**What the task requires**
Print out the material that follows word for word.

**Exercise data**
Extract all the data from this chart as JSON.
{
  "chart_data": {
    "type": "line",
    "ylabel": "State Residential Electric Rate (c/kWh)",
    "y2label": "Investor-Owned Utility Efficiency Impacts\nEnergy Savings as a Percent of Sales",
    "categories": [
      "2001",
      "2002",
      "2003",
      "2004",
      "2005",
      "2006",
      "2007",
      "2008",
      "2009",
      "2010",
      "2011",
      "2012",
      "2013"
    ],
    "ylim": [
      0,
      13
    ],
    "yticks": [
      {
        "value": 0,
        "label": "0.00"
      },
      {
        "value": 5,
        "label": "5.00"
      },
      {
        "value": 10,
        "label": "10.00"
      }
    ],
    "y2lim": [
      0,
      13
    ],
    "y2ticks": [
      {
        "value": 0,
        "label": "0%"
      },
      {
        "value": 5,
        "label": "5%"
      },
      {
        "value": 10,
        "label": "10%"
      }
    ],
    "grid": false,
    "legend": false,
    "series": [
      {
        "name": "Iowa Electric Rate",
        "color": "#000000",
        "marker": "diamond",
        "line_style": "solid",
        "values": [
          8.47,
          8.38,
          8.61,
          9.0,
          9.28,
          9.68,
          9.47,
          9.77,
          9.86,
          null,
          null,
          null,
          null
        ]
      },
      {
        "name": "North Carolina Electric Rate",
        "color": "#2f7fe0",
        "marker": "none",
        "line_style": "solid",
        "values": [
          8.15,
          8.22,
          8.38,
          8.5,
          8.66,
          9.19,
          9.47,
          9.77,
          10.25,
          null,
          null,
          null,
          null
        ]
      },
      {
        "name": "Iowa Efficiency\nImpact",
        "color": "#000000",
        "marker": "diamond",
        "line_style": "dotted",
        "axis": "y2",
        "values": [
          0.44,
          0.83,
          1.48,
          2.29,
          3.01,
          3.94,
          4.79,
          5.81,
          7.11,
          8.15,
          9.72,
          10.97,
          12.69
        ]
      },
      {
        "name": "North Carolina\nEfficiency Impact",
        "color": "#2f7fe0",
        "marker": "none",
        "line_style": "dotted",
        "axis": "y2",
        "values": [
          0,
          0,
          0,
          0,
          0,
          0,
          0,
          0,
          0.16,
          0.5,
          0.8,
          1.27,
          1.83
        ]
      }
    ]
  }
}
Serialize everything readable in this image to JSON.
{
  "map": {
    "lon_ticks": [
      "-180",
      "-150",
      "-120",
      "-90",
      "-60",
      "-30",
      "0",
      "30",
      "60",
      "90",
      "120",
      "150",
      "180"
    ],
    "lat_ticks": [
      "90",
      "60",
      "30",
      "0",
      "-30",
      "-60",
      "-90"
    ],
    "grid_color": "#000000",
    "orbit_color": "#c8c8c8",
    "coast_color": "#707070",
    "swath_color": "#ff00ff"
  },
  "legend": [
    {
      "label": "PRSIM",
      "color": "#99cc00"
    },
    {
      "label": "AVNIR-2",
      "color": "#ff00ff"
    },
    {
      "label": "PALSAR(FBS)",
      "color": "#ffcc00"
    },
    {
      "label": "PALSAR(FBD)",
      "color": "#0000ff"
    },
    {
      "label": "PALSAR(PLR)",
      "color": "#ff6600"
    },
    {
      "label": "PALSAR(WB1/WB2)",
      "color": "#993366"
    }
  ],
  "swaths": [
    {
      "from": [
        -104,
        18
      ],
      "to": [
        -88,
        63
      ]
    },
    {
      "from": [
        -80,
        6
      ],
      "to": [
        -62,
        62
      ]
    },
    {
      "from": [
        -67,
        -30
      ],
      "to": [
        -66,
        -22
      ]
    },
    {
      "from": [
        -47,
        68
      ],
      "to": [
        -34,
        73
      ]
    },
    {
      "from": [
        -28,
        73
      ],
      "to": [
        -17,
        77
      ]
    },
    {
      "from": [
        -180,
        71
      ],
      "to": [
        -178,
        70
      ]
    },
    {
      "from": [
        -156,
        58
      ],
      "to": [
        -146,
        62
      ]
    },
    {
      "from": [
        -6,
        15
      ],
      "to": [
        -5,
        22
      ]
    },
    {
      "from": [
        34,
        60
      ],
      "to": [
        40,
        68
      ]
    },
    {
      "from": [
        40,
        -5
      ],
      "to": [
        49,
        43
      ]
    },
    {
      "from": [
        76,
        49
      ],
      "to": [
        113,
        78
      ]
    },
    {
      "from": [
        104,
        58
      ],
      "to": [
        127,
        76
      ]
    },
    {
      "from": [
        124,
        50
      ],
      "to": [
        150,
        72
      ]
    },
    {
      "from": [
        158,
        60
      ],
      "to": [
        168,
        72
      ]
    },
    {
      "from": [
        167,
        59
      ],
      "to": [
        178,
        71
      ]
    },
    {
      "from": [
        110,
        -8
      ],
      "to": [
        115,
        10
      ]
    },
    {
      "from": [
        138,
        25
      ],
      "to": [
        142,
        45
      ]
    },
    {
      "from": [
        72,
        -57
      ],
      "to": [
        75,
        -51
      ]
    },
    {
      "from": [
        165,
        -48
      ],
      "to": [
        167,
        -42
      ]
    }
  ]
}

**Result of this task**
Extract all the data from this chart as JSON.
{
  "chart_data": {
    "type": "line",
    "ylabel": "State Residential Electric Rate (c/kWh)",
    "y2label": "Investor-Owned Utility Efficiency Impacts\nEnergy Savings as a Percent of Sales",
    "categories": [
      "2001",
      "2002",
      "2003",
      "2004",
      "2005",
      "2006",
      "2007",
      "2008",
      "2009",
      "2010",
      "2011",
      "2012",
      "2013"
    ],
    "ylim": [
      0,
      13
    ],
    "yticks": [
      {
        "value": 0,
        "label": "0.00"
      },
      {
        "value": 5,
        "label": "5.00"
      },
      {
        "value": 10,
        "label": "10.00"
      }
    ],
    "y2lim": [
      0,
      13
    ],
    "y2ticks": [
      {
        "value": 0,
        "label": "0%"
      },
      {
        "value": 5,
        "label": "5%"
      },
      {
        "value": 10,
        "label": "10%"
      }
    ],
    "grid": false,
    "legend": false,
    "series": [
      {
        "name": "Iowa Electric Rate",
        "color": "#000000",
        "marker": "diamond",
        "line_style": "solid",
        "values": [
          8.47,
          8.38,
          8.61,
          9.0,
          9.28,
          9.68,
          9.47,
          9.77,
          9.86,
          null,
          null,
          null,
          null
        ]
      },
      {
        "name": "North Carolina Electric Rate",
        "color": "#2f7fe0",
        "marker": "none",
        "line_style": "solid",
        "values": [
          8.15,
          8.22,
          8.38,
          8.5,
          8.66,
          9.19,
          9.47,
          9.77,
          10.25,
          null,
          null,
          null,
          null
        ]
      },
      {
        "name": "Iowa Efficiency\nImpact",
        "color": "#000000",
        "marker": "diamond",
        "line_style": "dotted",
        "axis": "y2",
        "values": [
          0.44,
          0.83,
          1.48,
          2.29,
          3.01,
          3.94,
          4.79,
          5.81,
          7.11,
          8.15,
          9.72,
          10.97,
          12.69
        ]
      },
      {
        "name": "North Carolina\nEfficiency Impact",
        "color": "#2f7fe0",
        "marker": "none",
        "line_style": "dotted",
        "axis": "y2",
        "values": [
          0,
          0,
          0,
          0,
          0,
          0,
          0,
          0,
          0.16,
          0.5,
          0.8,
          1.27,
          1.83
        ]
      }
    ]
  }
}
Serialize everything readable in this image to JSON.
{
  "map": {
    "lon_ticks": [
      "-180",
      "-150",
      "-120",
      "-90",
      "-60",
      "-30",
      "0",
      "30",
      "60",
      "90",
      "120",
      "150",
      "180"
    ],
    "lat_ticks": [
      "90",
      "60",
      "30",
      "0",
      "-30",
      "-60",
      "-90"
    ],
    "grid_color": "#000000",
    "orbit_color": "#c8c8c8",
    "coast_color": "#707070",
    "swath_color": "#ff00ff"
  },
  "legend": [
    {
      "label": "PRSIM",
      "color": "#99cc00"
    },
    {
      "label": "AVNIR-2",
      "color": "#ff00ff"
    },
    {
      "label": "PALSAR(FBS)",
      "color": "#ffcc00"
    },
    {
      "label": "PALSAR(FBD)",
      "color": "#0000ff"
    },
    {
      "label": "PALSAR(PLR)",
      "color": "#ff6600"
    },
    {
      "label": "PALSAR(WB1/WB2)",
      "color": "#993366"
    }
  ],
  "swaths": [
    {
      "from": [
        -104,
        18
      ],
      "to": [
        -88,
        63
      ]
    },
    {
      "from": [
        -80,
        6
      ],
      "to": [
        -62,
        62
      ]
    },
    {
      "from": [
        -67,
        -30
      ],
      "to": [
        -66,
        -22
      ]
    },
    {
      "from": [
        -47,
        68
      ],
      "to": [
        -34,
        73
      ]
    },
    {
      "from": [
        -28,
        73
      ],
      "to": [
        -17,
        77
      ]
    },
    {
      "from": [
        -180,
        71
      ],
      "to": [
        -178,
        70
      ]
    },
    {
      "from": [
        -156,
        58
      ],
      "to": [
        -146,
        62
      ]
    },
    {
      "from": [
        -6,
        15
      ],
      "to": [
        -5,
        22
      ]
    },
    {
      "from": [
        34,
        60
      ],
      "to": [
        40,
        68
      ]
    },
    {
      "from": [
        40,
        -5
      ],
      "to": [
        49,
        43
      ]
    },
    {
      "from": [
        76,
        49
      ],
      "to": [
        113,
        78
      ]
    },
    {
      "from": [
        104,
        58
      ],
      "to": [
        127,
        76
      ]
    },
    {
      "from": [
        124,
        50
      ],
      "to": [
        150,
        72
      ]
    },
    {
      "from": [
        158,
        60
      ],
      "to": [
        168,
        72
      ]
    },
    {
      "from": [
        167,
        59
      ],
      "to": [
        178,
        71
      ]
    },
    {
      "from": [
        110,
        -8
      ],
      "to": [
        115,
        10
      ]
    },
    {
      "from": [
        138,
        25
      ],
      "to": [
        142,
        45
      ]
    },
    {
      "from": [
        72,
        -57
      ],
      "to": [
        75,
        -51
      ]
    },
    {
      "from": [
        165,
        -48
      ],
      "to": [
        167,
        -42
      ]
    }
  ]
}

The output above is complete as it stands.